▸ Task description
Reproduce the full listing that appears beneath this instruction exactly.
--- Records supplied ---
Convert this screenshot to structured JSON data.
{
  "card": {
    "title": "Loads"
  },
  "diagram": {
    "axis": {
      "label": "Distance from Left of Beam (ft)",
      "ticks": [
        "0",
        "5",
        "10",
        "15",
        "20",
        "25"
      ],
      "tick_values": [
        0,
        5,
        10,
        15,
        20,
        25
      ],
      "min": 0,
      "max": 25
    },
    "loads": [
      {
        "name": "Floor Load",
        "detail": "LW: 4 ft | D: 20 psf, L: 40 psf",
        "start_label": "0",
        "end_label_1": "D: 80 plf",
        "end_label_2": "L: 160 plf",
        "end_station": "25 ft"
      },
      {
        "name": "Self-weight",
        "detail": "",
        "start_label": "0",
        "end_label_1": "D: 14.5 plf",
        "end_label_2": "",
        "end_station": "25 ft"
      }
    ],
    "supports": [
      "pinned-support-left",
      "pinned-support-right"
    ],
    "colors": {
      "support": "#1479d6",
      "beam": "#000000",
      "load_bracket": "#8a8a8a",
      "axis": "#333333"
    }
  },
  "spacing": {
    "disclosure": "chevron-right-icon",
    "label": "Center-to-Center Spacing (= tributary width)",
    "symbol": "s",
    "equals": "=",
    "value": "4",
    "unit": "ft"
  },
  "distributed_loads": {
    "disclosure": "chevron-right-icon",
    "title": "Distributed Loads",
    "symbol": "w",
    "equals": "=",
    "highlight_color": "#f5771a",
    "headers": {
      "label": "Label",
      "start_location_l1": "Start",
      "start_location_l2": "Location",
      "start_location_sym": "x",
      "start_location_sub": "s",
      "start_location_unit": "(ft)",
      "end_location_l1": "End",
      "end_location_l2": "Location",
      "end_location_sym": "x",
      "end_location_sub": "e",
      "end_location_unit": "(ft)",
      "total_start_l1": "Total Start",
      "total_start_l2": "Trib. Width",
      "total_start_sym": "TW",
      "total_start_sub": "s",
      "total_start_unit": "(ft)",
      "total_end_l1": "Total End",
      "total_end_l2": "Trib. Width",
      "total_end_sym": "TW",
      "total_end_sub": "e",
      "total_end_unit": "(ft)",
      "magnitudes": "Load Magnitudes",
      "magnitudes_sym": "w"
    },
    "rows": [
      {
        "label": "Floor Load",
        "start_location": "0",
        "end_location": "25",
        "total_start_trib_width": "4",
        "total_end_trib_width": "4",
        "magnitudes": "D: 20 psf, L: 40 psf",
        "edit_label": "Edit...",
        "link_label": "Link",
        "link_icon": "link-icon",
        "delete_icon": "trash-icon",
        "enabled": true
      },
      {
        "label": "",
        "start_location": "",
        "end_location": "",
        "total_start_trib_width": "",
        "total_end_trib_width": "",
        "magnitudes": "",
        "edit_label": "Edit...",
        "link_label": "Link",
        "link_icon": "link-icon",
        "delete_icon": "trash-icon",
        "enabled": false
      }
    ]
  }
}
---
▸ Solution to this exercise
Convert this screenshot to structured JSON data.
{
  "card": {
    "title": "Loads"
  },
  "diagram": {
    "axis": {
      "label": "Distance from Left of Beam (ft)",
      "ticks": [
        "0",
        "5",
        "10",
        "15",
        "20",
        "25"
      ],
      "tick_values": [
        0,
        5,
        10,
        15,
        20,
        25
      ],
      "min": 0,
      "max": 25
    },
    "loads": [
      {
        "name": "Floor Load",
        "detail": "LW: 4 ft | D: 20 psf, L: 40 psf",
        "start_label": "0",
        "end_label_1": "D: 80 plf",
        "end_label_2": "L: 160 plf",
        "end_station": "25 ft"
      },
      {
        "name": "Self-weight",
        "detail": "",
        "start_label": "0",
        "end_label_1": "D: 14.5 plf",
        "end_label_2": "",
        "end_station": "25 ft"
      }
    ],
    "supports": [
      "pinned-support-left",
      "pinned-support-right"
    ],
    "colors": {
      "support": "#1479d6",
      "beam": "#000000",
      "load_bracket": "#8a8a8a",
      "axis": "#333333"
    }
  },
  "spacing": {
    "disclosure": "chevron-right-icon",
    "label": "Center-to-Center Spacing (= tributary width)",
    "symbol": "s",
    "equals": "=",
    "value": "4",
    "unit": "ft"
  },
  "distributed_loads": {
    "disclosure": "chevron-right-icon",
    "title": "Distributed Loads",
    "symbol": "w",
    "equals": "=",
    "highlight_color": "#f5771a",
    "headers": {
      "label": "Label",
      "start_location_l1": "Start",
      "start_location_l2": "Location",
      "start_location_sym": "x",
      "start_location_sub": "s",
      "start_location_unit": "(ft)",
      "end_location_l1": "End",
      "end_location_l2": "Location",
      "end_location_sym": "x",
      "end_location_sub": "e",
      "end_location_unit": "(ft)",
      "total_start_l1": "Total Start",
      "total_start_l2": "Trib. Width",
      "total_start_sym": "TW",
      "total_start_sub": "s",
      "total_start_unit": "(ft)",
      "total_end_l1": "Total End",
      "total_end_l2": "Trib. Width",
      "total_end_sym": "TW",
      "total_end_sub": "e",
      "total_end_unit": "(ft)",
      "magnitudes": "Load Magnitudes",
      "magnitudes_sym": "w"
    },
    "rows": [
      {
        "label": "Floor Load",
        "start_location": "0",
        "end_location": "25",
        "total_start_trib_width": "4",
        "total_end_trib_width": "4",
        "magnitudes": "D: 20 psf, L: 40 psf",
        "edit_label": "Edit...",
        "link_label": "Link",
        "link_icon": "link-icon",
        "delete_icon": "trash-icon",
        "enabled": true
      },
      {
        "label": "",
        "start_location": "",
        "end_location": "",
        "total_start_trib_width": "",
        "total_end_trib_width": "",
        "magnitudes": "",
        "edit_label": "Edit...",
        "link_label": "Link",
        "link_icon": "link-icon",
        "delete_icon": "trash-icon",
        "enabled": false
      }
    ]
  }
}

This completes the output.